-- Provided records --
────────

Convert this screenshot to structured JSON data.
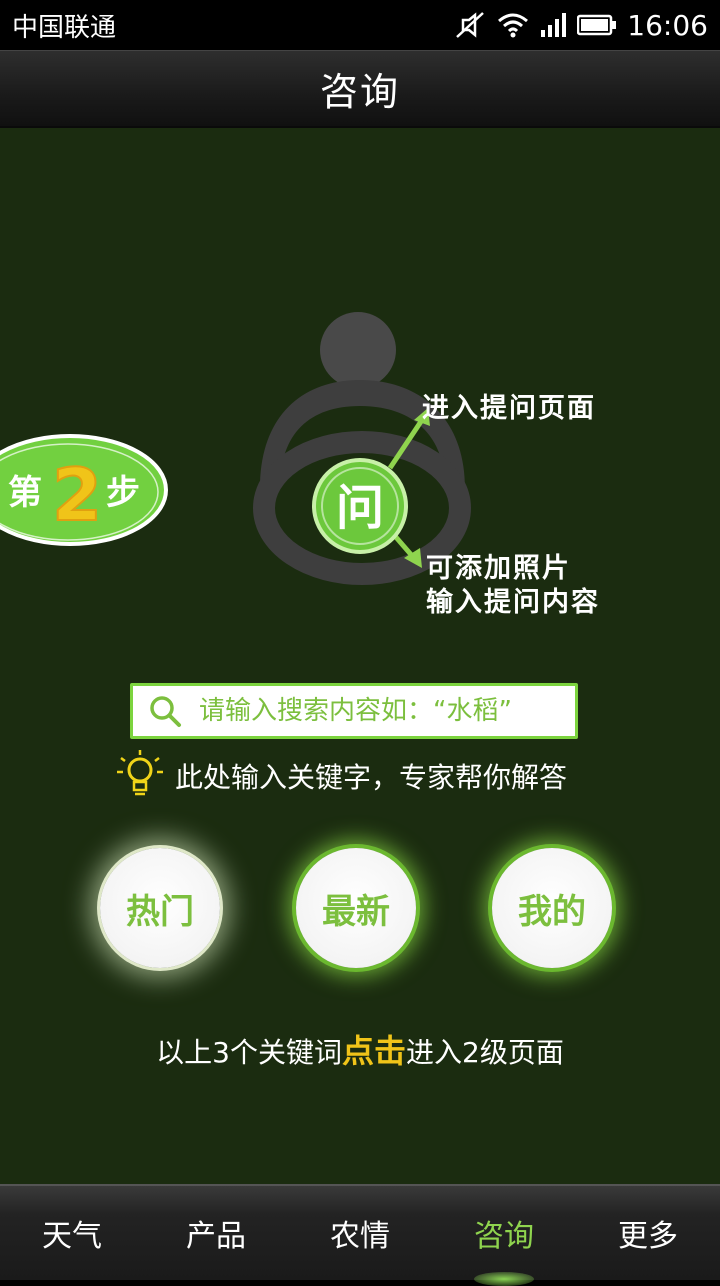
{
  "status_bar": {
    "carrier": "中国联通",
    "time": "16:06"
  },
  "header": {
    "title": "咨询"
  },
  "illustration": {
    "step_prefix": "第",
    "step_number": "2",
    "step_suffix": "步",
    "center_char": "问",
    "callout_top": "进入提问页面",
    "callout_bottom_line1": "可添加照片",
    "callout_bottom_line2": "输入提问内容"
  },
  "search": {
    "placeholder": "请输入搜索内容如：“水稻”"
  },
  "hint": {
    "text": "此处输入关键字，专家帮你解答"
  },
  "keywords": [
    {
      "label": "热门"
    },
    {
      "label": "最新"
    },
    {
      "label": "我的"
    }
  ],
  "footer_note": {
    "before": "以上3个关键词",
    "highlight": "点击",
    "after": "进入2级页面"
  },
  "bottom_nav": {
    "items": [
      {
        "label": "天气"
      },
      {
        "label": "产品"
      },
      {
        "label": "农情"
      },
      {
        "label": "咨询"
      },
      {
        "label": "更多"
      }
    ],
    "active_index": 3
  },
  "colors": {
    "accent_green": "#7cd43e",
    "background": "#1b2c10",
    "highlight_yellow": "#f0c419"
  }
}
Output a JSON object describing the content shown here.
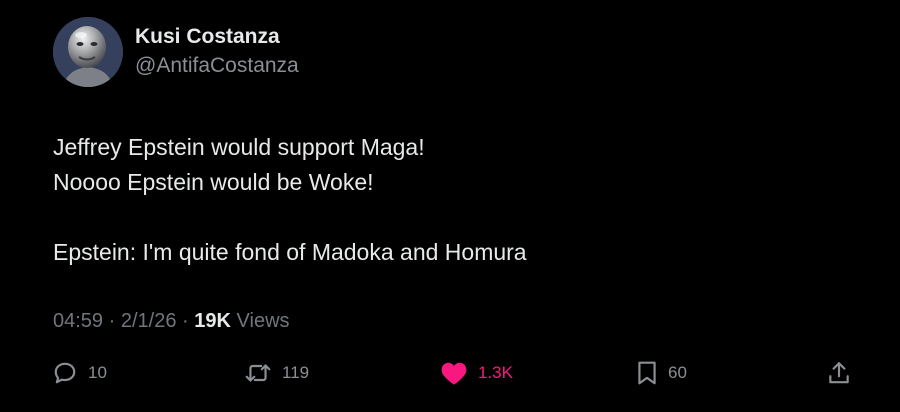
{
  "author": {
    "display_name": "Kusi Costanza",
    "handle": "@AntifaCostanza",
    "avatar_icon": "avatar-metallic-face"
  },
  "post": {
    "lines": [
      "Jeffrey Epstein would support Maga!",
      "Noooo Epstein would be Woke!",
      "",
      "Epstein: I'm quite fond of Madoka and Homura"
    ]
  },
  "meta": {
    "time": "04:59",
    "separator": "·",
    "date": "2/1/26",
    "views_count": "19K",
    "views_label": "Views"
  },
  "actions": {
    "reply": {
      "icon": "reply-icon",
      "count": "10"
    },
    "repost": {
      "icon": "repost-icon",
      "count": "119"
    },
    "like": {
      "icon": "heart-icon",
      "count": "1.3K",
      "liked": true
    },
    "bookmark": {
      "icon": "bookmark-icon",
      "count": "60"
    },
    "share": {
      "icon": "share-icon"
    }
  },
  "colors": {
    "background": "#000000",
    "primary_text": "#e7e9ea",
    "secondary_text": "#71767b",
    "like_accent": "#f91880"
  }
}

────────

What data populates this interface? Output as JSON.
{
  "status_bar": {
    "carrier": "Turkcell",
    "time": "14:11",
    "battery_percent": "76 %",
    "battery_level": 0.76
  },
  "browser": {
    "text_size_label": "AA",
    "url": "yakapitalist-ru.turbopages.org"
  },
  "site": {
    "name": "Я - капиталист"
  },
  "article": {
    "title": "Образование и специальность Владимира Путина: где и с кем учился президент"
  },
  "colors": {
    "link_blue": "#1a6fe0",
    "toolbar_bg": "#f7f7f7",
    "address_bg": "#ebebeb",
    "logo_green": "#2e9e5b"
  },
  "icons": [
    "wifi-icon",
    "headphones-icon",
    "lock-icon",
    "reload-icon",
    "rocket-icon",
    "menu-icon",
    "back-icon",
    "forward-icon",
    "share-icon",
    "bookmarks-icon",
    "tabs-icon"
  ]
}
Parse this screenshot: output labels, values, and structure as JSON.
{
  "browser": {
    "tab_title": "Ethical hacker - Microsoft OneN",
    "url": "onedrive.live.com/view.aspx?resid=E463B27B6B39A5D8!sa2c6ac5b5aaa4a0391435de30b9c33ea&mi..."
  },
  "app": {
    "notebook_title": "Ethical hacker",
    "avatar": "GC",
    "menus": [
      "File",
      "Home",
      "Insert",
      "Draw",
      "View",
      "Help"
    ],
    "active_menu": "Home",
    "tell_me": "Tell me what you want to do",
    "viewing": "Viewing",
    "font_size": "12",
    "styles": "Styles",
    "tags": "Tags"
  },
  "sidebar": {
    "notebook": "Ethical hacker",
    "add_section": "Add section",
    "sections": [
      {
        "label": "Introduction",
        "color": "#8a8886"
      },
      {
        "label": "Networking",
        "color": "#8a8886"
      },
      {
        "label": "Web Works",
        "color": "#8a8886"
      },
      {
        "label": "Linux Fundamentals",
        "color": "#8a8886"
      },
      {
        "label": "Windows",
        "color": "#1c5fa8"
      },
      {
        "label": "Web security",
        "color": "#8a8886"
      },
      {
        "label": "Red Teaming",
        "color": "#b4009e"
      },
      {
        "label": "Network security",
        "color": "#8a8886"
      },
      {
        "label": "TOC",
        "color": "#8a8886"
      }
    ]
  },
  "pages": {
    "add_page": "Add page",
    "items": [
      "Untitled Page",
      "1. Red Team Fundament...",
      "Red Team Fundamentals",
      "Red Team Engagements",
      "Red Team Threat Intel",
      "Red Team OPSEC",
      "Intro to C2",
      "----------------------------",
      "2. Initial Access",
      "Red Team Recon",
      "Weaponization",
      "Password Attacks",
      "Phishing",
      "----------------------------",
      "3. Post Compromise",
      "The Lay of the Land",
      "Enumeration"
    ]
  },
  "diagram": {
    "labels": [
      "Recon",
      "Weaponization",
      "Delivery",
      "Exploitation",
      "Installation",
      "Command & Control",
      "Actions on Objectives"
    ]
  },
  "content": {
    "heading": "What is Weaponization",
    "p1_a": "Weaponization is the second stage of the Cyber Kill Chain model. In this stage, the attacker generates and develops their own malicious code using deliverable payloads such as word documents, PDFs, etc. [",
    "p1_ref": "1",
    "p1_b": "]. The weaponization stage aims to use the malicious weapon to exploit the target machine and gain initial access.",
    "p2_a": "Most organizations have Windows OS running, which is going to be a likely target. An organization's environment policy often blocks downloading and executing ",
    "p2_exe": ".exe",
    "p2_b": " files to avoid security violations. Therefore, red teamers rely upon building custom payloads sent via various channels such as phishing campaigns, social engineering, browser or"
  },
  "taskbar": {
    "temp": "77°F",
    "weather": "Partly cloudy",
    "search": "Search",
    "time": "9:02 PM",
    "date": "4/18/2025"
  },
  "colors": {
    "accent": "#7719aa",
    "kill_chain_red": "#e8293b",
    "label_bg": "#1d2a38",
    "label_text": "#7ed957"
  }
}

────────

-- What this task involves --
Copy each line of the preceding data that contains the string "security".

-- Full answer --
        "label": "Web security",
        "label": "Network security",
    "p2_b": " files to avoid security violations. Therefore, red teamers rely upon building custom payloads sent via various channels such as phishing campaigns, social engineering, browser or"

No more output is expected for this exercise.